-- Start --

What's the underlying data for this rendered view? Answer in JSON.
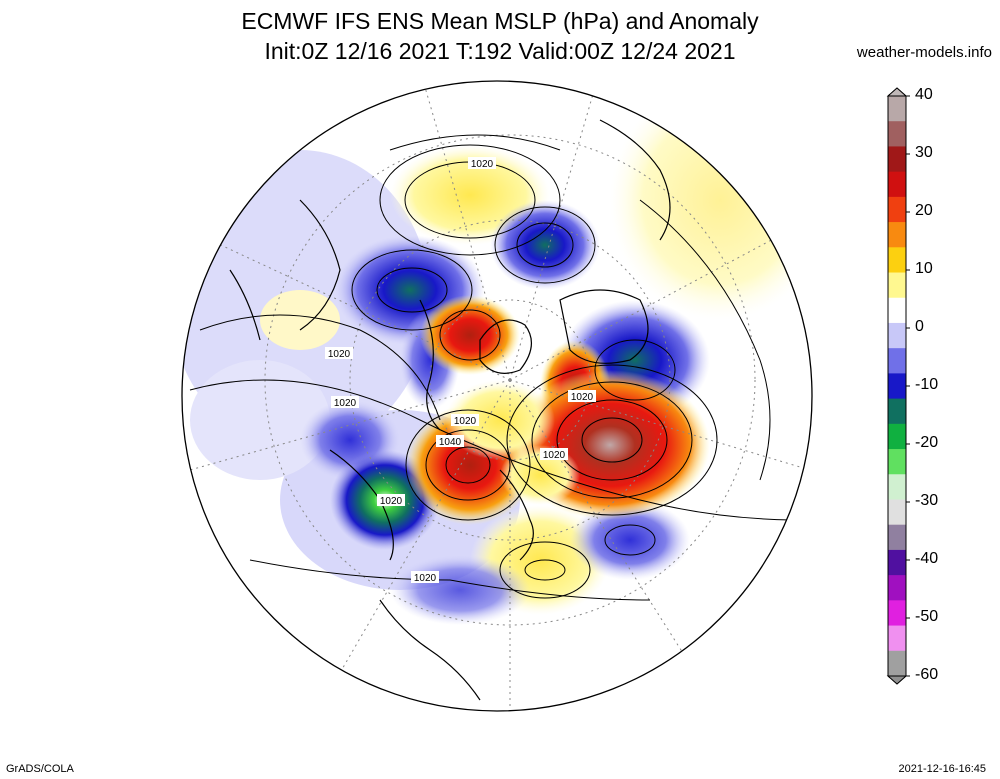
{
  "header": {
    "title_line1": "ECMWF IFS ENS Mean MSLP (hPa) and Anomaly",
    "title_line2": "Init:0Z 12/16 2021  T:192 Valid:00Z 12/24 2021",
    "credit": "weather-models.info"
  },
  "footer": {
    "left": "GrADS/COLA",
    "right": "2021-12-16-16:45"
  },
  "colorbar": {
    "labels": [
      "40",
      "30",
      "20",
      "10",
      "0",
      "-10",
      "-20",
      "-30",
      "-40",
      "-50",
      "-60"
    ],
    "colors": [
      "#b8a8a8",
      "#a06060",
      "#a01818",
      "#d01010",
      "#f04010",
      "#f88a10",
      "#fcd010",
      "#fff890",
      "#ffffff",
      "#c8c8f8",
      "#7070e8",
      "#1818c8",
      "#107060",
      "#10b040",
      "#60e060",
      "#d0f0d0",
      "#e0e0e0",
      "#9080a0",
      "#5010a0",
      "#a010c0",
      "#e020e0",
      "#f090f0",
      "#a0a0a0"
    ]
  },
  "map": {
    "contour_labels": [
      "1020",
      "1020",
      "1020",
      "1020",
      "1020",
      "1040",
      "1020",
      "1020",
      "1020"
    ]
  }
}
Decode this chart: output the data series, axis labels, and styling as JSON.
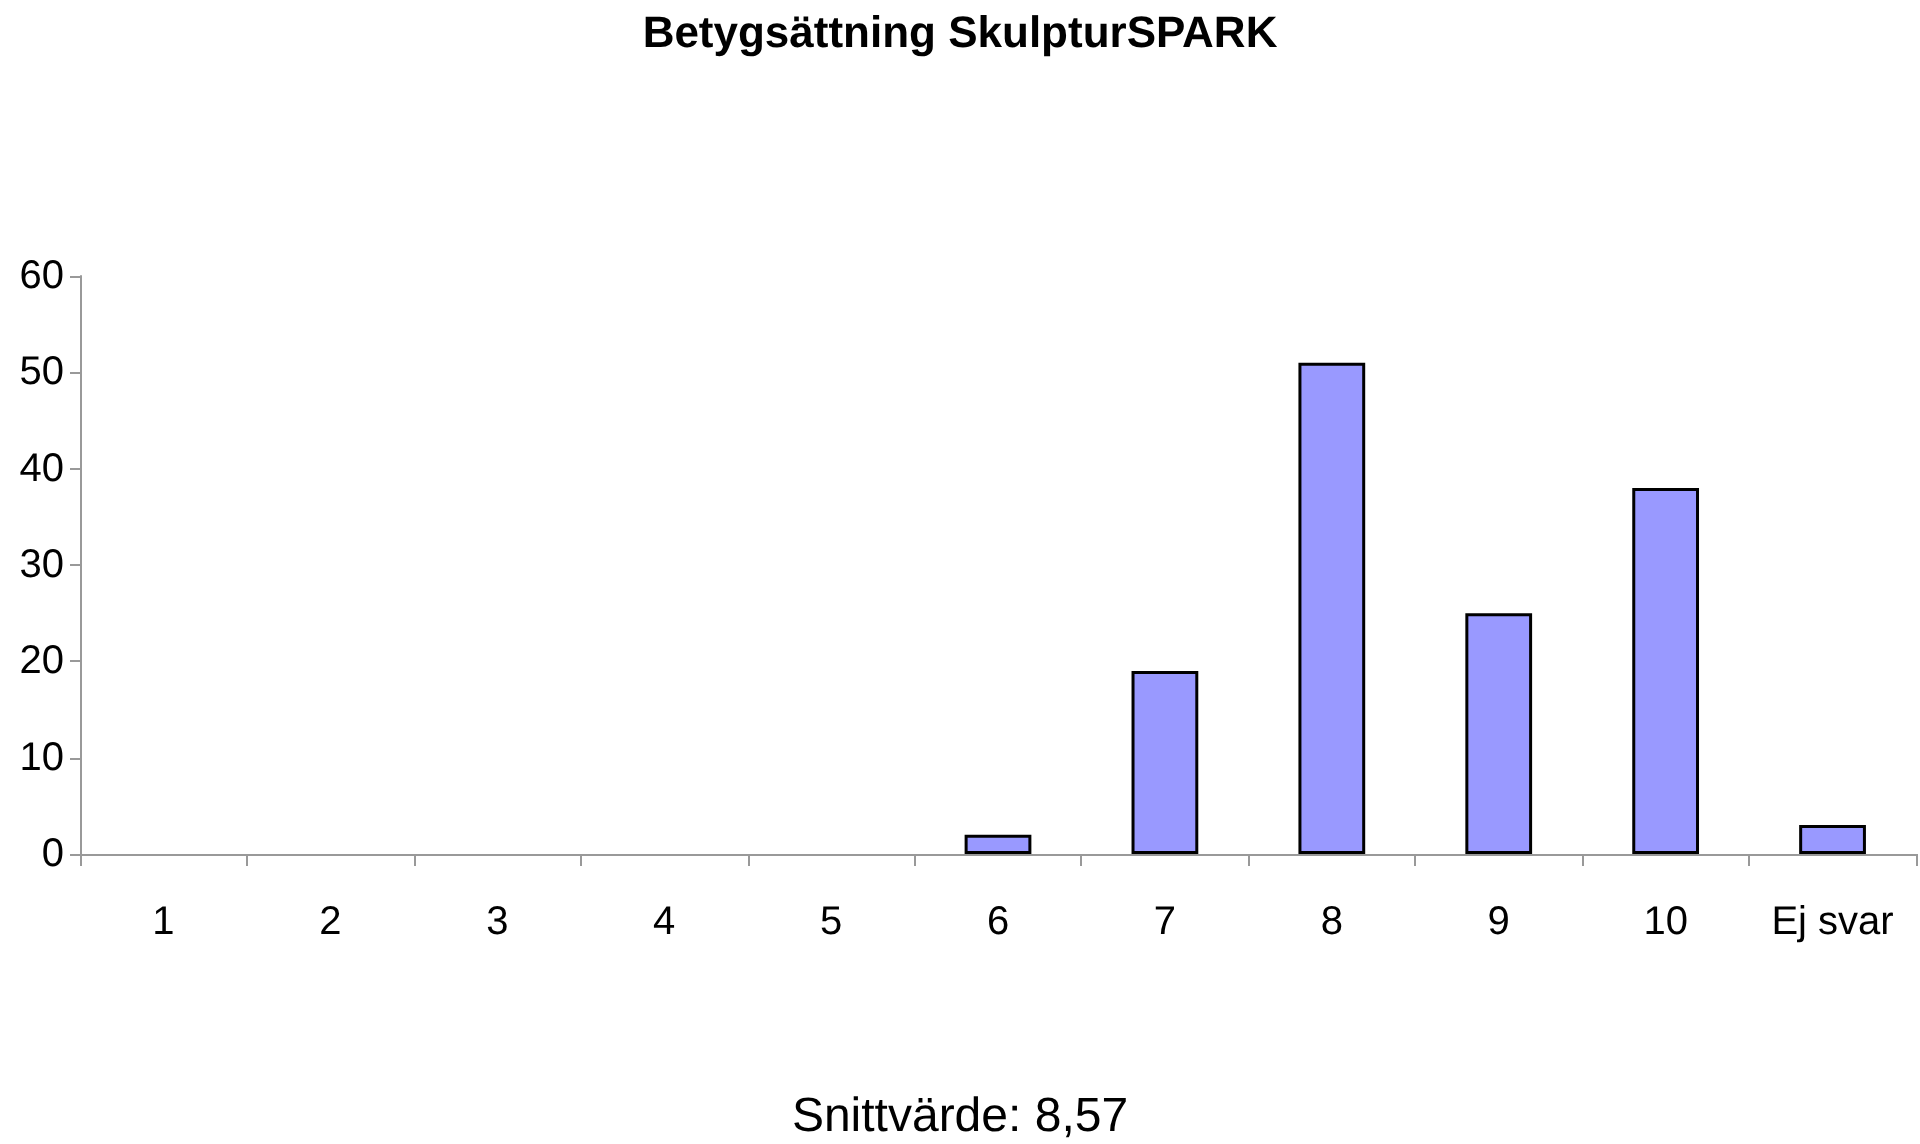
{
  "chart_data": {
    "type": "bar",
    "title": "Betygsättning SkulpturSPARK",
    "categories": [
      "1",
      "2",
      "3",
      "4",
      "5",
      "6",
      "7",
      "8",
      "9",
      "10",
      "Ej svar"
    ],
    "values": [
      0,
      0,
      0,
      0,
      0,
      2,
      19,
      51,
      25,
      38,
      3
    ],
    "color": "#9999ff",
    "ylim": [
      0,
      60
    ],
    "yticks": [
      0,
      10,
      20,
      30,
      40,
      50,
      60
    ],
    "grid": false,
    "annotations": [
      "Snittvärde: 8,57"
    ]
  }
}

-- End --

> **Task directions**:
From the records above, pick out and copy each line holding the word "JSON".

> **Expected answer**:
What's the underlying data for this rendered view? Answer in JSON.
Decode this chart: output the data series, axis labels, and styling as JSON.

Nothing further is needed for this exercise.